THE PROBLEM: Below are records. Copy every line with "text" in it.

MATERIAL TO PROCESS:
▬▬▬

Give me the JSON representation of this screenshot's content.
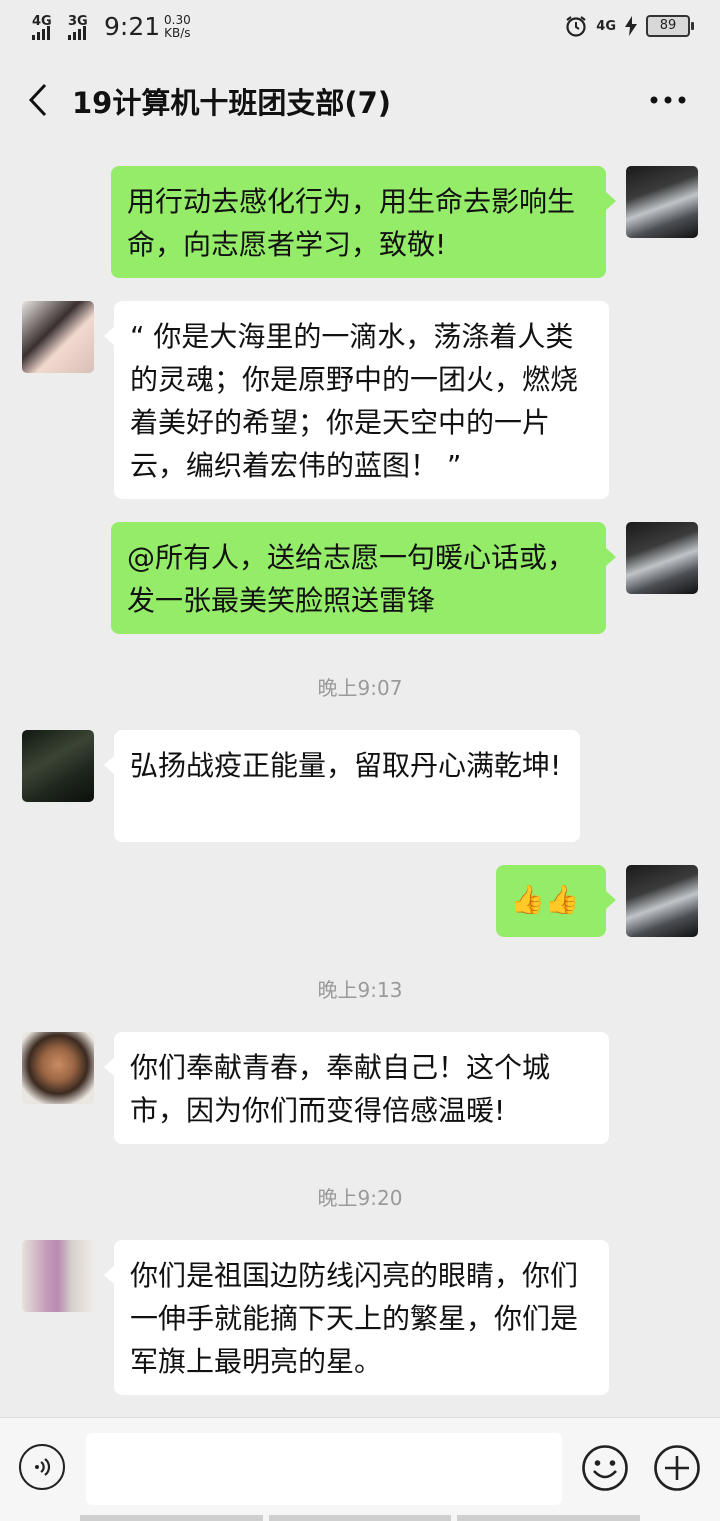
{
  "status_bar": {
    "net1": "4G",
    "net2": "3G",
    "time": "9:21",
    "speed_value": "0.30",
    "speed_unit": "KB/s",
    "net_right": "4G",
    "battery": "89"
  },
  "header": {
    "title": "19计算机十班团支部(7)",
    "back_icon": "chevron-left-icon",
    "more_icon": "more-dots-icon"
  },
  "messages": [
    {
      "side": "out",
      "text": "用行动去感化行为，用生命去影响生命，向志愿者学习，致敬!"
    },
    {
      "side": "in",
      "text": "“ 你是大海里的一滴水，荡涤着人类的灵魂；你是原野中的一团火，燃烧着美好的希望；你是天空中的一片云，编织着宏伟的蓝图！ ”"
    },
    {
      "side": "out",
      "text": "@所有人，送给志愿一句暖心话或，发一张最美笑脸照送雷锋"
    },
    {
      "side": "in",
      "text": "弘扬战疫正能量，留取丹心满乾坤!"
    },
    {
      "side": "out",
      "text": "👍👍"
    },
    {
      "side": "in",
      "text": "你们奉献青春，奉献自己！这个城市，因为你们而变得倍感温暖!"
    },
    {
      "side": "in",
      "text": "你们是祖国边防线闪亮的眼睛，你们一伸手就能摘下天上的繁星，你们是军旗上最明亮的星。"
    }
  ],
  "timestamps": [
    "晚上9:07",
    "晚上9:13",
    "晚上9:20"
  ],
  "input_bar": {
    "voice_icon": "voice-icon",
    "input_value": "",
    "emoji_icon": "emoji-icon",
    "plus_icon": "plus-icon"
  },
  "colors": {
    "background": "#ededed",
    "outgoing_bubble": "#95ec69",
    "incoming_bubble": "#ffffff",
    "timestamp": "#9a9a9a"
  }
}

▬▬▬

REPLY:
      "text": "用行动去感化行为，用生命去影响生命，向志愿者学习，致敬!"
      "text": "“ 你是大海里的一滴水，荡涤着人类的灵魂；你是原野中的一团火，燃烧着美好的希望；你是天空中的一片云，编织着宏伟的蓝图！ ”"
      "text": "@所有人，送给志愿一句暖心话或，发一张最美笑脸照送雷锋"
      "text": "弘扬战疫正能量，留取丹心满乾坤!"
      "text": "👍👍"
      "text": "你们奉献青春，奉献自己！这个城市，因为你们而变得倍感温暖!"
      "text": "你们是祖国边防线闪亮的眼睛，你们一伸手就能摘下天上的繁星，你们是军旗上最明亮的星。"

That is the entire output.